__Task to carry out__
Exactly reproduce each entry, leaving out nothing.

__Excerpted records__
────
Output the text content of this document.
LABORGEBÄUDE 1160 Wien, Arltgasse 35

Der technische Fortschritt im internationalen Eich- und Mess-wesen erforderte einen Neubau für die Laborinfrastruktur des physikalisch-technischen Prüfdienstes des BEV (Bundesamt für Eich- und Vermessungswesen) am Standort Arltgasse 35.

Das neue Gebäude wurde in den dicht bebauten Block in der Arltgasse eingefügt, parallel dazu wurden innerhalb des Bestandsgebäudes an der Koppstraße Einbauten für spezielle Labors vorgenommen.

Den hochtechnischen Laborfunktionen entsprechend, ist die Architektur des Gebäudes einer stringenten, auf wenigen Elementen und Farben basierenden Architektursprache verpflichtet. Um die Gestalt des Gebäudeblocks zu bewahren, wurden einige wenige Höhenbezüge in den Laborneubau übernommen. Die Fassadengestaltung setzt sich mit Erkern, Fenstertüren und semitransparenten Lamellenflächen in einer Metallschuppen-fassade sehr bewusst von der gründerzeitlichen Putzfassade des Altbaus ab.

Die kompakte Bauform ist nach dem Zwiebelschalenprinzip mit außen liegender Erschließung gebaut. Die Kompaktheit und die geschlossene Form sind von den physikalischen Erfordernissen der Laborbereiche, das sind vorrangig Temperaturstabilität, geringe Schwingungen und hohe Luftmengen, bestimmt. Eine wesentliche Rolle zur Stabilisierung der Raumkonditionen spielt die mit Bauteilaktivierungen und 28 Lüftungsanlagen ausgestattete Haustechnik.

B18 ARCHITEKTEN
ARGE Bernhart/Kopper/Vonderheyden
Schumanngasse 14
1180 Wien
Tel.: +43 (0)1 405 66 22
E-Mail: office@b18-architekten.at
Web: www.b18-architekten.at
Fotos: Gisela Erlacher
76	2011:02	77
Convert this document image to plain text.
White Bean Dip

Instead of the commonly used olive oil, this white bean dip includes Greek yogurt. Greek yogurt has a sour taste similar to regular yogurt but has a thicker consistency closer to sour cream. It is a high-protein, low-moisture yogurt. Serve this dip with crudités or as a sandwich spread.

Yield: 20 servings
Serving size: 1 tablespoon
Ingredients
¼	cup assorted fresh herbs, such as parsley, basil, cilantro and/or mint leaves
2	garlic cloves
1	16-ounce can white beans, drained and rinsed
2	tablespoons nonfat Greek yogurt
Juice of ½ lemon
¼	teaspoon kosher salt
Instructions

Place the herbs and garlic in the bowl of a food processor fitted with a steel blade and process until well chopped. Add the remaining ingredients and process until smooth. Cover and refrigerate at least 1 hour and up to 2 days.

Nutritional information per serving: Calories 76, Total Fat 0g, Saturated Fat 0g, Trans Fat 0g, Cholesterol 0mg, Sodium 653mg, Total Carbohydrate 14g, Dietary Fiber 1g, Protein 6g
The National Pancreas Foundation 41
────
__Output of the exercise__
Output the text content of this document.
LABORGEBÄUDE 1160 Wien, Arltgasse 35

Der technische Fortschritt im internationalen Eich- und Mess-wesen erforderte einen Neubau für die Laborinfrastruktur des physikalisch-technischen Prüfdienstes des BEV (Bundesamt für Eich- und Vermessungswesen) am Standort Arltgasse 35.

Das neue Gebäude wurde in den dicht bebauten Block in der Arltgasse eingefügt, parallel dazu wurden innerhalb des Bestandsgebäudes an der Koppstraße Einbauten für spezielle Labors vorgenommen.

Den hochtechnischen Laborfunktionen entsprechend, ist die Architektur des Gebäudes einer stringenten, auf wenigen Elementen und Farben basierenden Architektursprache verpflichtet. Um die Gestalt des Gebäudeblocks zu bewahren, wurden einige wenige Höhenbezüge in den Laborneubau übernommen. Die Fassadengestaltung setzt sich mit Erkern, Fenstertüren und semitransparenten Lamellenflächen in einer Metallschuppen-fassade sehr bewusst von der gründerzeitlichen Putzfassade des Altbaus ab.

Die kompakte Bauform ist nach dem Zwiebelschalenprinzip mit außen liegender Erschließung gebaut. Die Kompaktheit und die geschlossene Form sind von den physikalischen Erfordernissen der Laborbereiche, das sind vorrangig Temperaturstabilität, geringe Schwingungen und hohe Luftmengen, bestimmt. Eine wesentliche Rolle zur Stabilisierung der Raumkonditionen spielt die mit Bauteilaktivierungen und 28 Lüftungsanlagen ausgestattete Haustechnik.

B18 ARCHITEKTEN
ARGE Bernhart/Kopper/Vonderheyden
Schumanngasse 14
1180 Wien
Tel.: +43 (0)1 405 66 22
E-Mail: office@b18-architekten.at
Web: www.b18-architekten.at
Fotos: Gisela Erlacher
76	2011:02	77
Convert this document image to plain text.
White Bean Dip

Instead of the commonly used olive oil, this white bean dip includes Greek yogurt. Greek yogurt has a sour taste similar to regular yogurt but has a thicker consistency closer to sour cream. It is a high-protein, low-moisture yogurt. Serve this dip with crudités or as a sandwich spread.

Yield: 20 servings
Serving size: 1 tablespoon
Ingredients
¼	cup assorted fresh herbs, such as parsley, basil, cilantro and/or mint leaves
2	garlic cloves
1	16-ounce can white beans, drained and rinsed
2	tablespoons nonfat Greek yogurt
Juice of ½ lemon
¼	teaspoon kosher salt
Instructions

Place the herbs and garlic in the bowl of a food processor fitted with a steel blade and process until well chopped. Add the remaining ingredients and process until smooth. Cover and refrigerate at least 1 hour and up to 2 days.

Nutritional information per serving: Calories 76, Total Fat 0g, Saturated Fat 0g, Trans Fat 0g, Cholesterol 0mg, Sodium 653mg, Total Carbohydrate 14g, Dietary Fiber 1g, Protein 6g
The National Pancreas Foundation 41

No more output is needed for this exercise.